Collected data:
==*==

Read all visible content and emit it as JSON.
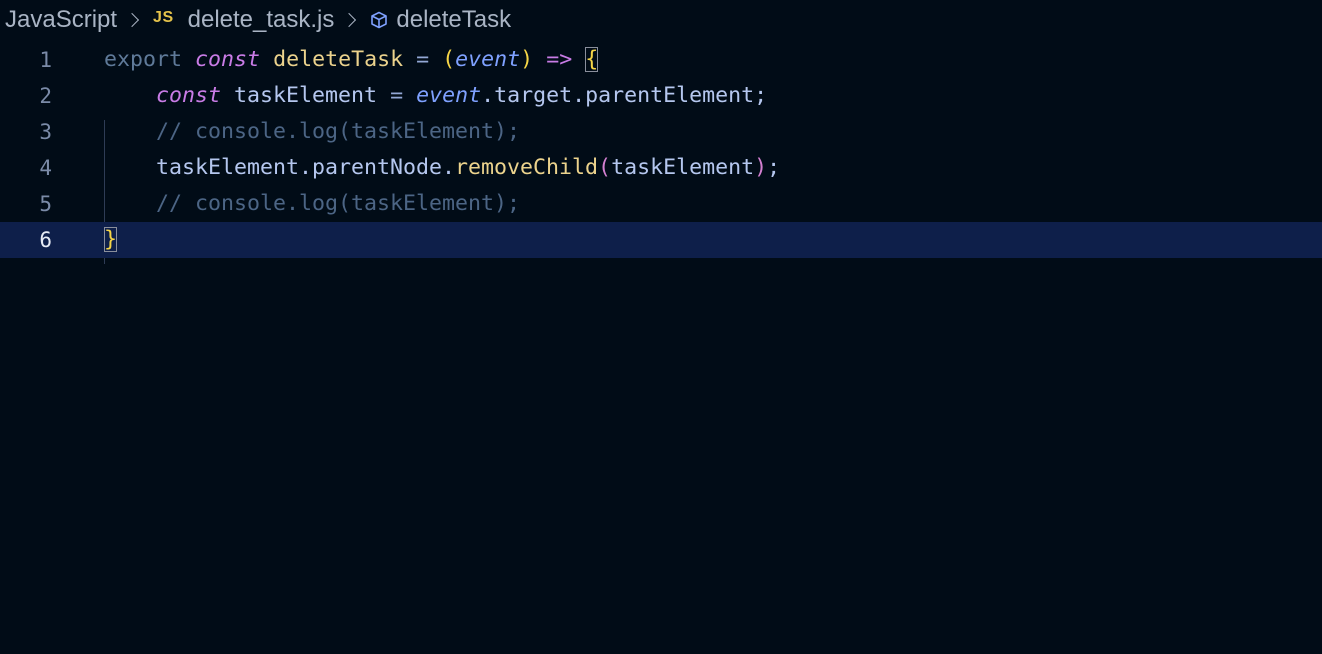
{
  "breadcrumb": {
    "language": "JavaScript",
    "file_icon": "JS",
    "file_name": "delete_task.js",
    "symbol_icon": "symbol-variable-icon",
    "symbol": "deleteTask"
  },
  "editor": {
    "current_line": 6,
    "lines": [
      {
        "number": "1",
        "tokens": [
          {
            "text": "export",
            "type": "export"
          },
          {
            "text": " ",
            "type": "space"
          },
          {
            "text": "const",
            "type": "keyword"
          },
          {
            "text": " ",
            "type": "space"
          },
          {
            "text": "deleteTask",
            "type": "function"
          },
          {
            "text": " ",
            "type": "space"
          },
          {
            "text": "=",
            "type": "operator"
          },
          {
            "text": " ",
            "type": "space"
          },
          {
            "text": "(",
            "type": "paren"
          },
          {
            "text": "event",
            "type": "param"
          },
          {
            "text": ")",
            "type": "paren"
          },
          {
            "text": " ",
            "type": "space"
          },
          {
            "text": "=>",
            "type": "arrow"
          },
          {
            "text": " ",
            "type": "space"
          },
          {
            "text": "{",
            "type": "brace-match"
          }
        ]
      },
      {
        "number": "2",
        "tokens": [
          {
            "text": "    ",
            "type": "space"
          },
          {
            "text": "const",
            "type": "keyword"
          },
          {
            "text": " ",
            "type": "space"
          },
          {
            "text": "taskElement",
            "type": "variable"
          },
          {
            "text": " ",
            "type": "space"
          },
          {
            "text": "=",
            "type": "operator"
          },
          {
            "text": " ",
            "type": "space"
          },
          {
            "text": "event",
            "type": "param"
          },
          {
            "text": ".target.parentElement;",
            "type": "property"
          }
        ]
      },
      {
        "number": "3",
        "tokens": [
          {
            "text": "    ",
            "type": "space"
          },
          {
            "text": "// console.log(taskElement);",
            "type": "comment"
          }
        ]
      },
      {
        "number": "4",
        "tokens": [
          {
            "text": "    ",
            "type": "space"
          },
          {
            "text": "taskElement.parentNode.",
            "type": "variable"
          },
          {
            "text": "removeChild",
            "type": "method"
          },
          {
            "text": "(",
            "type": "paren-m"
          },
          {
            "text": "taskElement",
            "type": "variable"
          },
          {
            "text": ")",
            "type": "paren-m"
          },
          {
            "text": ";",
            "type": "punct"
          }
        ]
      },
      {
        "number": "5",
        "tokens": [
          {
            "text": "    ",
            "type": "space"
          },
          {
            "text": "// console.log(taskElement);",
            "type": "comment"
          }
        ]
      },
      {
        "number": "6",
        "tokens": [
          {
            "text": "}",
            "type": "brace-match"
          }
        ]
      }
    ]
  },
  "colors": {
    "background": "#010c17",
    "current_line": "#0e1f4a",
    "keyword": "#c97ce6",
    "function": "#ecd38d",
    "param": "#7fa1ff",
    "comment": "#4c6585"
  }
}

==*==

_SHORT PROBLEM_.
All records must be output exactly as they are, except for the pictures, which are left out.

_SOLUTION FOR THIS PROBLEM_.
Read all visible content and emit it as JSON.
{
  "breadcrumb": {
    "language": "JavaScript",
    "file_icon": "JS",
    "file_name": "delete_task.js",
    "symbol_icon": "symbol-variable-icon",
    "symbol": "deleteTask"
  },
  "editor": {
    "current_line": 6,
    "lines": [
      {
        "number": "1",
        "tokens": [
          {
            "text": "export",
            "type": "export"
          },
          {
            "text": " ",
            "type": "space"
          },
          {
            "text": "const",
            "type": "keyword"
          },
          {
            "text": " ",
            "type": "space"
          },
          {
            "text": "deleteTask",
            "type": "function"
          },
          {
            "text": " ",
            "type": "space"
          },
          {
            "text": "=",
            "type": "operator"
          },
          {
            "text": " ",
            "type": "space"
          },
          {
            "text": "(",
            "type": "paren"
          },
          {
            "text": "event",
            "type": "param"
          },
          {
            "text": ")",
            "type": "paren"
          },
          {
            "text": " ",
            "type": "space"
          },
          {
            "text": "=>",
            "type": "arrow"
          },
          {
            "text": " ",
            "type": "space"
          },
          {
            "text": "{",
            "type": "brace-match"
          }
        ]
      },
      {
        "number": "2",
        "tokens": [
          {
            "text": "    ",
            "type": "space"
          },
          {
            "text": "const",
            "type": "keyword"
          },
          {
            "text": " ",
            "type": "space"
          },
          {
            "text": "taskElement",
            "type": "variable"
          },
          {
            "text": " ",
            "type": "space"
          },
          {
            "text": "=",
            "type": "operator"
          },
          {
            "text": " ",
            "type": "space"
          },
          {
            "text": "event",
            "type": "param"
          },
          {
            "text": ".target.parentElement;",
            "type": "property"
          }
        ]
      },
      {
        "number": "3",
        "tokens": [
          {
            "text": "    ",
            "type": "space"
          },
          {
            "text": "// console.log(taskElement);",
            "type": "comment"
          }
        ]
      },
      {
        "number": "4",
        "tokens": [
          {
            "text": "    ",
            "type": "space"
          },
          {
            "text": "taskElement.parentNode.",
            "type": "variable"
          },
          {
            "text": "removeChild",
            "type": "method"
          },
          {
            "text": "(",
            "type": "paren-m"
          },
          {
            "text": "taskElement",
            "type": "variable"
          },
          {
            "text": ")",
            "type": "paren-m"
          },
          {
            "text": ";",
            "type": "punct"
          }
        ]
      },
      {
        "number": "5",
        "tokens": [
          {
            "text": "    ",
            "type": "space"
          },
          {
            "text": "// console.log(taskElement);",
            "type": "comment"
          }
        ]
      },
      {
        "number": "6",
        "tokens": [
          {
            "text": "}",
            "type": "brace-match"
          }
        ]
      }
    ]
  },
  "colors": {
    "background": "#010c17",
    "current_line": "#0e1f4a",
    "keyword": "#c97ce6",
    "function": "#ecd38d",
    "param": "#7fa1ff",
    "comment": "#4c6585"
  }
}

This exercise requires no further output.